§ **What is being asked**:
Where a line in the listing below contains the word "ничего", copy that line.

Start Available data

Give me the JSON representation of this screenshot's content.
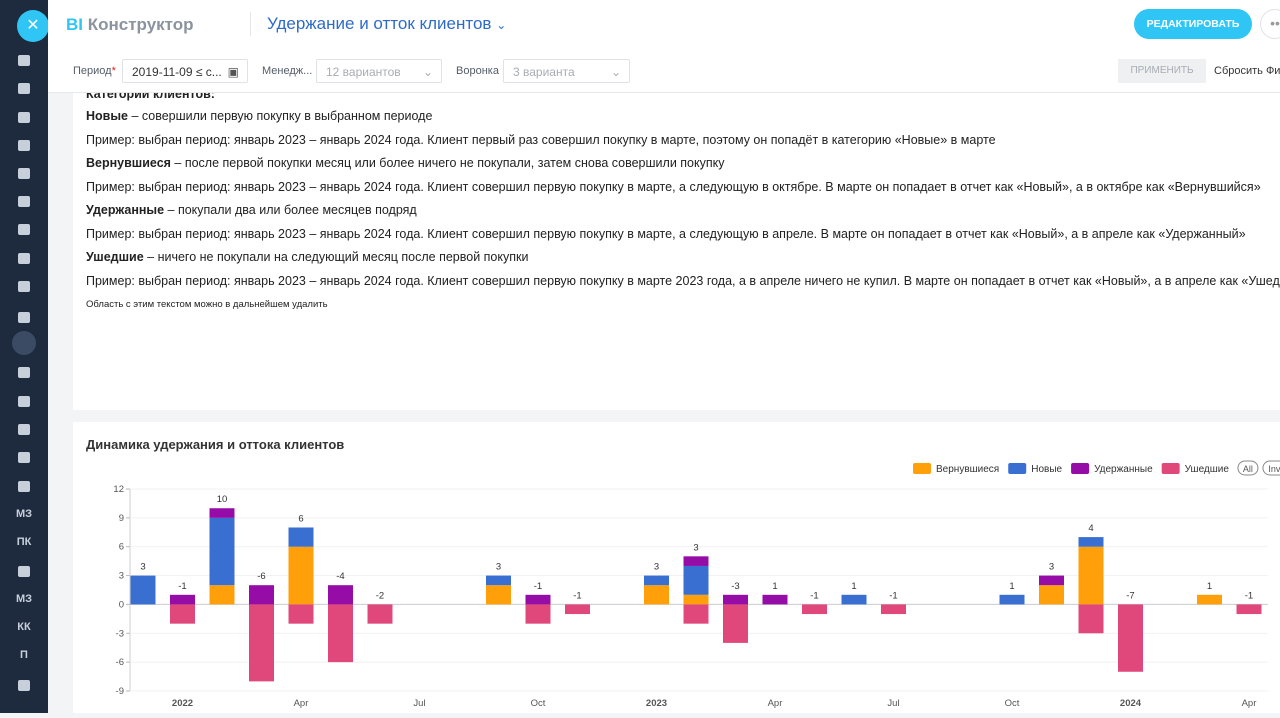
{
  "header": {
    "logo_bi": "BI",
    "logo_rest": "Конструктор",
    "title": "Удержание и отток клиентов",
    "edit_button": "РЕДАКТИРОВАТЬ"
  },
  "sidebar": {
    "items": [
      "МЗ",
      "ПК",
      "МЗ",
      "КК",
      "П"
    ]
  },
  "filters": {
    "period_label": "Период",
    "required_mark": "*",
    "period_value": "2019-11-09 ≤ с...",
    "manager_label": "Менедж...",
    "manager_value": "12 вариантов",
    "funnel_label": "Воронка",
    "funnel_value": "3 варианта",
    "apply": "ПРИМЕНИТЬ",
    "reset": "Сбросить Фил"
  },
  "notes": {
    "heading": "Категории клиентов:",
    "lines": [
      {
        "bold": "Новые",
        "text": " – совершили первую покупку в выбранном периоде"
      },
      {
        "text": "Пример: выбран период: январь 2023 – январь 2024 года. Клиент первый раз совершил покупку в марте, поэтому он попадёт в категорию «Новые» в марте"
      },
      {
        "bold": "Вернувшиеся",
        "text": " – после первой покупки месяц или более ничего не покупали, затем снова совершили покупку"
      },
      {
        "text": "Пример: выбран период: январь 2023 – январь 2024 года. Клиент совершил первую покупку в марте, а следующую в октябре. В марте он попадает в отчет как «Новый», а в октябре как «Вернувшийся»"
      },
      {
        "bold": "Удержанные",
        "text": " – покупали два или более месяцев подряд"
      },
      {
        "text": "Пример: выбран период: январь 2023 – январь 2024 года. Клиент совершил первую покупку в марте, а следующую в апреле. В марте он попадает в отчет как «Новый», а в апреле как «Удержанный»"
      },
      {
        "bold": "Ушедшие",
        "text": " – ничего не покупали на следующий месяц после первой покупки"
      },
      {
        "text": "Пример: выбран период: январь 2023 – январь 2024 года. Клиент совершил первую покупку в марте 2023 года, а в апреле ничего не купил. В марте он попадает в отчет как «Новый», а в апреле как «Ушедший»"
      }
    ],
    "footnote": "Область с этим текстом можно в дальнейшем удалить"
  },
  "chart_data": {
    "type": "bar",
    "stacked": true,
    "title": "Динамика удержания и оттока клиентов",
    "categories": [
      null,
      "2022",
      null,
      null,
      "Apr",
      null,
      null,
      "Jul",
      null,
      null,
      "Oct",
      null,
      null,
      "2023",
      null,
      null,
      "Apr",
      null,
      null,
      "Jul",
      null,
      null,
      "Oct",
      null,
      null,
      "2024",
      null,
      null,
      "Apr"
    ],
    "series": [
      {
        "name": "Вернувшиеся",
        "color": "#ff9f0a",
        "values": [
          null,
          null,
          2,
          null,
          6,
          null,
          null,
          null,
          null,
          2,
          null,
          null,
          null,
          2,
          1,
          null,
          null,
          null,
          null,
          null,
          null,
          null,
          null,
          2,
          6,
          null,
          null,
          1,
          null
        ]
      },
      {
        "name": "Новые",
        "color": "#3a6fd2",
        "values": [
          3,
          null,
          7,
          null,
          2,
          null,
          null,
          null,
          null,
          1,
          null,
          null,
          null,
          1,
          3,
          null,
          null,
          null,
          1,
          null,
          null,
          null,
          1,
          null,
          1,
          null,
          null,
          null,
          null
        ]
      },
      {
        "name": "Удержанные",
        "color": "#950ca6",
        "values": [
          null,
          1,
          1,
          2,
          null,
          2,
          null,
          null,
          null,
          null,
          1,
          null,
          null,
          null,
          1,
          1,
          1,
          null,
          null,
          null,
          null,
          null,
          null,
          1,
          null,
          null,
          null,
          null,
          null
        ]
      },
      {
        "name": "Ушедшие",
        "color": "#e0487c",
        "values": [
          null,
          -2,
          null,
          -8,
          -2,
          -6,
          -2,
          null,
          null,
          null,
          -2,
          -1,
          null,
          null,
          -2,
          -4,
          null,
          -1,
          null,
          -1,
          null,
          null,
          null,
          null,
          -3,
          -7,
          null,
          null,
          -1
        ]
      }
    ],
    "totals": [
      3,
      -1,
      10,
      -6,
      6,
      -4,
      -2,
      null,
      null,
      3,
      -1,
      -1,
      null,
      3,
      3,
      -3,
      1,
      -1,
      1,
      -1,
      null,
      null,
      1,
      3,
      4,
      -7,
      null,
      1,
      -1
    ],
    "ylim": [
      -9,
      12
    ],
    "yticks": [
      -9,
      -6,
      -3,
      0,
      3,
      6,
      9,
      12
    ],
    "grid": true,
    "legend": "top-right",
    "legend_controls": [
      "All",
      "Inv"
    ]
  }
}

End Available data
Start Available data

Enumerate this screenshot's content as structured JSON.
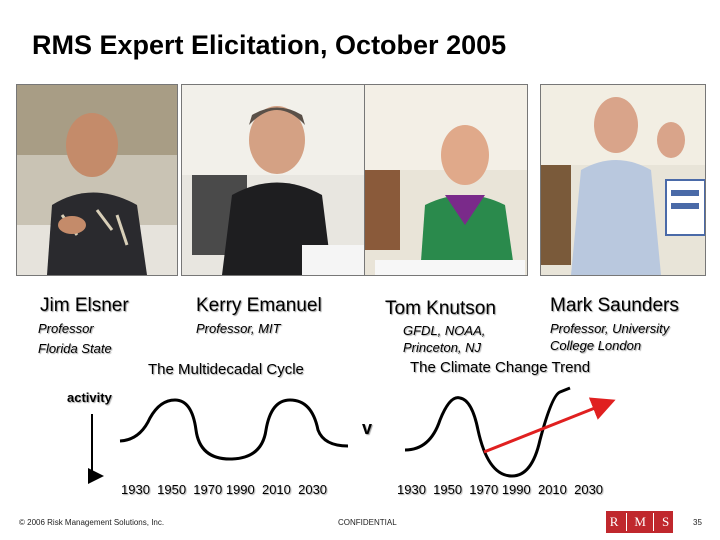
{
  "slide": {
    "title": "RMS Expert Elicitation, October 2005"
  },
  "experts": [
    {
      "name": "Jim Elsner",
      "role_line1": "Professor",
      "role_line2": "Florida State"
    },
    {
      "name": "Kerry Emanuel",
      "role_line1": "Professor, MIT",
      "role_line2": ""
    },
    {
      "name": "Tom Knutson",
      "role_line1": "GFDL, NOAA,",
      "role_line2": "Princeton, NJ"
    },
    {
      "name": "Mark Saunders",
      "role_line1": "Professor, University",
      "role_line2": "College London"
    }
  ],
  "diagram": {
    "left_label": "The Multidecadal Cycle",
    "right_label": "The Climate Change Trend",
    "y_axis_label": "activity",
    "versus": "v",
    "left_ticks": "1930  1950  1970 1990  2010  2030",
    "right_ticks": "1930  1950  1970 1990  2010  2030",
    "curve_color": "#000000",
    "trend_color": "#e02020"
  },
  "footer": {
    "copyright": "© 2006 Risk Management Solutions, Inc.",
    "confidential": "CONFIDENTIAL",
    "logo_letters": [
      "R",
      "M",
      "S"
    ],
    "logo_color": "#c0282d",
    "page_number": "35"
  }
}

End Available data

§ **Solution below**:
        "text": " – после первой покупки месяц или более ничего не покупали, затем снова совершили покупку"
        "text": " – ничего не покупали на следующий месяц после первой покупки"
        "text": "Пример: выбран период: январь 2023 – январь 2024 года. Клиент совершил первую покупку в марте 2023 года, а в апреле ничего не купил. В марте он попадает в отчет как «Новый», а в апреле как «Ушедший»"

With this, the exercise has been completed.